╭──

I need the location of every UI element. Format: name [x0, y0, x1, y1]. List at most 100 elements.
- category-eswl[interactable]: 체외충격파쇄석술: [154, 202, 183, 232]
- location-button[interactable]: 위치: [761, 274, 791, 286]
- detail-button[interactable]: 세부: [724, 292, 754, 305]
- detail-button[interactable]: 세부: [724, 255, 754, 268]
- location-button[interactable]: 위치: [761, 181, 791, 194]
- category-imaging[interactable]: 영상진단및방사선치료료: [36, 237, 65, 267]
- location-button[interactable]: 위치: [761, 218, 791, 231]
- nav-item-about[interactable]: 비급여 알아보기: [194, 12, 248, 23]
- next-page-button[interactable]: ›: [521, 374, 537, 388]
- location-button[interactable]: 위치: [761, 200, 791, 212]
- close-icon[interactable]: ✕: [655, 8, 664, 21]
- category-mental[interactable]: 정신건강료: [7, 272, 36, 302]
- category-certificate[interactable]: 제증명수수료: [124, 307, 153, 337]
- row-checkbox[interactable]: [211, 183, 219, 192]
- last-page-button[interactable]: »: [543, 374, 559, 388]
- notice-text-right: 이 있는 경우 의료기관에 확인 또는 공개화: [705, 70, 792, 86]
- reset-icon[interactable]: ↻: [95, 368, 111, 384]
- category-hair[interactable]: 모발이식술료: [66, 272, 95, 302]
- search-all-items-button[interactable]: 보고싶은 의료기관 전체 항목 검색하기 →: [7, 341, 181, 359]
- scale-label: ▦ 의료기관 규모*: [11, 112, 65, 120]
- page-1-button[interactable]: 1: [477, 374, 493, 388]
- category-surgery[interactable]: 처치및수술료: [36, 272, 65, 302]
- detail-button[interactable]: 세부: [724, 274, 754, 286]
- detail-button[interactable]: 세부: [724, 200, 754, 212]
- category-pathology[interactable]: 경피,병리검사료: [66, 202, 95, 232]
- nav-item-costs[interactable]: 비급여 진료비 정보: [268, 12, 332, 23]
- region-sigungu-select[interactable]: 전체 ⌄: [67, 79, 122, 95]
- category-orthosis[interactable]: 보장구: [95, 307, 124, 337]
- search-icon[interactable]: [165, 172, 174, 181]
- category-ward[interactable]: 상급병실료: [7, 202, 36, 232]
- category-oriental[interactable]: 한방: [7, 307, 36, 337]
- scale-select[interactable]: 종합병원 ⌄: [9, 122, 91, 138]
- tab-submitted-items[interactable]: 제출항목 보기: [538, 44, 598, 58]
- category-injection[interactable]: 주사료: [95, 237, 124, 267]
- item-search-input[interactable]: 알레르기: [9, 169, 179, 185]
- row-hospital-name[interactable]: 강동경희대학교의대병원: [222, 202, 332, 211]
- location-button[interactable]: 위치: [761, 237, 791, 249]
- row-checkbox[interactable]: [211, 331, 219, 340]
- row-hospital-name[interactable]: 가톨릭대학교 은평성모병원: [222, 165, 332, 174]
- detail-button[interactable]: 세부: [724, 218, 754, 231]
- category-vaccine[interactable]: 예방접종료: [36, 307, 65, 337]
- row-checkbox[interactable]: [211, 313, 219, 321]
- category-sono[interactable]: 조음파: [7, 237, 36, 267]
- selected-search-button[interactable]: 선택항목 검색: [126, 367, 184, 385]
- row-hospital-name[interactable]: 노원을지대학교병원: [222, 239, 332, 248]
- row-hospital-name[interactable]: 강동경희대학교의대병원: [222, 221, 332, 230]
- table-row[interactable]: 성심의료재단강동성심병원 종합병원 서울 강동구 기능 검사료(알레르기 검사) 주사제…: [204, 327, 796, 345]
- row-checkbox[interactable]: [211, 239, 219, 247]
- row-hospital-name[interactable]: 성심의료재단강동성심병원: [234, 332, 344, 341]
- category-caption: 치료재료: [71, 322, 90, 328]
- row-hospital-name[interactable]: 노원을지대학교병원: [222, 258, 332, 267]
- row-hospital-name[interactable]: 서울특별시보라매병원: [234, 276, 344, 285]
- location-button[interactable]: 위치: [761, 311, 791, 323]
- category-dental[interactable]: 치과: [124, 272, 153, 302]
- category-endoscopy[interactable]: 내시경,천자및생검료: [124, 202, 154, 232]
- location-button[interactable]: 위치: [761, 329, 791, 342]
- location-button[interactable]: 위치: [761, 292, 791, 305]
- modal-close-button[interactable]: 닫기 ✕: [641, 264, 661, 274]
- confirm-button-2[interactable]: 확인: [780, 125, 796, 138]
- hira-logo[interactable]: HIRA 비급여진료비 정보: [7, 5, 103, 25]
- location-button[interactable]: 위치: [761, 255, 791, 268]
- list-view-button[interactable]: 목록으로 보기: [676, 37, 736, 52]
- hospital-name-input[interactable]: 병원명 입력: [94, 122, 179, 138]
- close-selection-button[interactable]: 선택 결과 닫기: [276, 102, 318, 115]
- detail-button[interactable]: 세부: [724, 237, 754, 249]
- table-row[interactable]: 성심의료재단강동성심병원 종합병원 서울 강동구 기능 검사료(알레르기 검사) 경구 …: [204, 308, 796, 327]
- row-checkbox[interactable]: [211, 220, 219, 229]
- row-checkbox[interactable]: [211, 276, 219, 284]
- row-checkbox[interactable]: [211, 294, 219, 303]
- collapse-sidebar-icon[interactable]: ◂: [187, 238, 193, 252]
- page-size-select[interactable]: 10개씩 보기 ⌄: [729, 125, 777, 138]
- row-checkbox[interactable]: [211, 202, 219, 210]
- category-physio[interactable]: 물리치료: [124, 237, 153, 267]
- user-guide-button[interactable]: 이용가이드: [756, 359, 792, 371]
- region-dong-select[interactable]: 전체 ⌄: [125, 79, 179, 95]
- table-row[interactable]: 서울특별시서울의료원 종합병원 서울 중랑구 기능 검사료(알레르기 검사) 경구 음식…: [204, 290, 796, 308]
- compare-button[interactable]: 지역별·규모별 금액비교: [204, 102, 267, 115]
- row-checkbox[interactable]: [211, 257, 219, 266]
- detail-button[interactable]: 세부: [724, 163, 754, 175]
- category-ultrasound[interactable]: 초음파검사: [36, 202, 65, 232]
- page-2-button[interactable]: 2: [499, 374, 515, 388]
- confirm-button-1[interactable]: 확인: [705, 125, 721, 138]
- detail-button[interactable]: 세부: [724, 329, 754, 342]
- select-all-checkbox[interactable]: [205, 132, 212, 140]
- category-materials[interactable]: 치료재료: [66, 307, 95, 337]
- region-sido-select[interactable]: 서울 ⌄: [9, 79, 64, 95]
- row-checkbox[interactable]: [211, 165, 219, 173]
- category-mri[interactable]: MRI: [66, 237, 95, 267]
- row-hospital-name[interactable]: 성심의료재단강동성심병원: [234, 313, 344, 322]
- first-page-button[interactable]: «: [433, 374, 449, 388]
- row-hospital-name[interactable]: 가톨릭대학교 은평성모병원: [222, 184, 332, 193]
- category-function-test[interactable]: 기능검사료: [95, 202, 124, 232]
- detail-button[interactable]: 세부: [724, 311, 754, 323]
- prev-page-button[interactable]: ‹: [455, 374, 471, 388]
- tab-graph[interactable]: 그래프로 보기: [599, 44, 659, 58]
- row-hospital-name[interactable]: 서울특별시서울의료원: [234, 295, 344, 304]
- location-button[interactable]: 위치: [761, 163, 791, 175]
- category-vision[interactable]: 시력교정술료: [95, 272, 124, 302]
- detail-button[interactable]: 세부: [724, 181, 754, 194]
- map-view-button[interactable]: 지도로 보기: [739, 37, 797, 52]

╰──

• **To be done**:
Reproduce the listing above, substituting "map-pin-button" for every "location-button" and keeping everything else unchanged.

• **Final result**:
I need the location of every UI element. Format: name [x0, y0, x1, y1]. List at most 100 elements.
- category-eswl[interactable]: 체외충격파쇄석술: [154, 202, 183, 232]
- map-pin-button[interactable]: 위치: [761, 274, 791, 286]
- detail-button[interactable]: 세부: [724, 292, 754, 305]
- detail-button[interactable]: 세부: [724, 255, 754, 268]
- map-pin-button[interactable]: 위치: [761, 181, 791, 194]
- category-imaging[interactable]: 영상진단및방사선치료료: [36, 237, 65, 267]
- map-pin-button[interactable]: 위치: [761, 218, 791, 231]
- nav-item-about[interactable]: 비급여 알아보기: [194, 12, 248, 23]
- next-page-button[interactable]: ›: [521, 374, 537, 388]
- map-pin-button[interactable]: 위치: [761, 200, 791, 212]
- close-icon[interactable]: ✕: [655, 8, 664, 21]
- category-mental[interactable]: 정신건강료: [7, 272, 36, 302]
- category-certificate[interactable]: 제증명수수료: [124, 307, 153, 337]
- row-checkbox[interactable]: [211, 183, 219, 192]
- last-page-button[interactable]: »: [543, 374, 559, 388]
- notice-text-right: 이 있는 경우 의료기관에 확인 또는 공개화: [705, 70, 792, 86]
- reset-icon[interactable]: ↻: [95, 368, 111, 384]
- category-hair[interactable]: 모발이식술료: [66, 272, 95, 302]
- search-all-items-button[interactable]: 보고싶은 의료기관 전체 항목 검색하기 →: [7, 341, 181, 359]
- scale-label: ▦ 의료기관 규모*: [11, 112, 65, 120]
- page-1-button[interactable]: 1: [477, 374, 493, 388]
- category-surgery[interactable]: 처치및수술료: [36, 272, 65, 302]
- detail-button[interactable]: 세부: [724, 274, 754, 286]
- detail-button[interactable]: 세부: [724, 200, 754, 212]
- category-pathology[interactable]: 경피,병리검사료: [66, 202, 95, 232]
- nav-item-costs[interactable]: 비급여 진료비 정보: [268, 12, 332, 23]
- region-sigungu-select[interactable]: 전체 ⌄: [67, 79, 122, 95]
- category-orthosis[interactable]: 보장구: [95, 307, 124, 337]
- search-icon[interactable]: [165, 172, 174, 181]
- category-ward[interactable]: 상급병실료: [7, 202, 36, 232]
- category-oriental[interactable]: 한방: [7, 307, 36, 337]
- scale-select[interactable]: 종합병원 ⌄: [9, 122, 91, 138]
- tab-submitted-items[interactable]: 제출항목 보기: [538, 44, 598, 58]
- category-injection[interactable]: 주사료: [95, 237, 124, 267]
- item-search-input[interactable]: 알레르기: [9, 169, 179, 185]
- row-hospital-name[interactable]: 강동경희대학교의대병원: [222, 202, 332, 211]
- map-pin-button[interactable]: 위치: [761, 237, 791, 249]
- row-checkbox[interactable]: [211, 331, 219, 340]
- row-hospital-name[interactable]: 가톨릭대학교 은평성모병원: [222, 165, 332, 174]
- detail-button[interactable]: 세부: [724, 218, 754, 231]
- category-vaccine[interactable]: 예방접종료: [36, 307, 65, 337]
- row-checkbox[interactable]: [211, 313, 219, 321]
- category-sono[interactable]: 조음파: [7, 237, 36, 267]
- selected-search-button[interactable]: 선택항목 검색: [126, 367, 184, 385]
- row-hospital-name[interactable]: 노원을지대학교병원: [222, 239, 332, 248]
- row-hospital-name[interactable]: 강동경희대학교의대병원: [222, 221, 332, 230]
- table-row[interactable]: 성심의료재단강동성심병원 종합병원 서울 강동구 기능 검사료(알레르기 검사) 주사제…: [204, 327, 796, 345]
- row-checkbox[interactable]: [211, 239, 219, 247]
- row-hospital-name[interactable]: 성심의료재단강동성심병원: [234, 332, 344, 341]
- category-caption: 치료재료: [71, 322, 90, 328]
- row-hospital-name[interactable]: 노원을지대학교병원: [222, 258, 332, 267]
- row-hospital-name[interactable]: 서울특별시보라매병원: [234, 276, 344, 285]
- map-pin-button[interactable]: 위치: [761, 311, 791, 323]
- category-dental[interactable]: 치과: [124, 272, 153, 302]
- category-endoscopy[interactable]: 내시경,천자및생검료: [124, 202, 154, 232]
- map-pin-button[interactable]: 위치: [761, 329, 791, 342]
- map-pin-button[interactable]: 위치: [761, 292, 791, 305]
- modal-close-button[interactable]: 닫기 ✕: [641, 264, 661, 274]
- confirm-button-2[interactable]: 확인: [780, 125, 796, 138]
- hira-logo[interactable]: HIRA 비급여진료비 정보: [7, 5, 103, 25]
- map-pin-button[interactable]: 위치: [761, 255, 791, 268]
- list-view-button[interactable]: 목록으로 보기: [676, 37, 736, 52]
- hospital-name-input[interactable]: 병원명 입력: [94, 122, 179, 138]
- close-selection-button[interactable]: 선택 결과 닫기: [276, 102, 318, 115]
- detail-button[interactable]: 세부: [724, 237, 754, 249]
- table-row[interactable]: 성심의료재단강동성심병원 종합병원 서울 강동구 기능 검사료(알레르기 검사) 경구 …: [204, 308, 796, 327]
- row-checkbox[interactable]: [211, 220, 219, 229]
- row-checkbox[interactable]: [211, 276, 219, 284]
- row-checkbox[interactable]: [211, 294, 219, 303]
- collapse-sidebar-icon[interactable]: ◂: [187, 238, 193, 252]
- page-size-select[interactable]: 10개씩 보기 ⌄: [729, 125, 777, 138]
- row-checkbox[interactable]: [211, 202, 219, 210]
- category-physio[interactable]: 물리치료: [124, 237, 153, 267]
- user-guide-button[interactable]: 이용가이드: [756, 359, 792, 371]
- region-dong-select[interactable]: 전체 ⌄: [125, 79, 179, 95]
- table-row[interactable]: 서울특별시서울의료원 종합병원 서울 중랑구 기능 검사료(알레르기 검사) 경구 음식…: [204, 290, 796, 308]
- compare-button[interactable]: 지역별·규모별 금액비교: [204, 102, 267, 115]
- row-checkbox[interactable]: [211, 257, 219, 266]
- detail-button[interactable]: 세부: [724, 163, 754, 175]
- category-ultrasound[interactable]: 초음파검사: [36, 202, 65, 232]
- page-2-button[interactable]: 2: [499, 374, 515, 388]
- confirm-button-1[interactable]: 확인: [705, 125, 721, 138]
- detail-button[interactable]: 세부: [724, 329, 754, 342]
- select-all-checkbox[interactable]: [205, 132, 212, 140]
- category-materials[interactable]: 치료재료: [66, 307, 95, 337]
- region-sido-select[interactable]: 서울 ⌄: [9, 79, 64, 95]
- row-checkbox[interactable]: [211, 165, 219, 173]
- category-mri[interactable]: MRI: [66, 237, 95, 267]
- row-hospital-name[interactable]: 성심의료재단강동성심병원: [234, 313, 344, 322]
- first-page-button[interactable]: «: [433, 374, 449, 388]
- row-hospital-name[interactable]: 가톨릭대학교 은평성모병원: [222, 184, 332, 193]
- category-function-test[interactable]: 기능검사료: [95, 202, 124, 232]
- detail-button[interactable]: 세부: [724, 311, 754, 323]
- prev-page-button[interactable]: ‹: [455, 374, 471, 388]
- tab-graph[interactable]: 그래프로 보기: [599, 44, 659, 58]
- row-hospital-name[interactable]: 서울특별시서울의료원: [234, 295, 344, 304]
- map-pin-button[interactable]: 위치: [761, 163, 791, 175]
- category-vision[interactable]: 시력교정술료: [95, 272, 124, 302]
- detail-button[interactable]: 세부: [724, 181, 754, 194]
- map-view-button[interactable]: 지도로 보기: [739, 37, 797, 52]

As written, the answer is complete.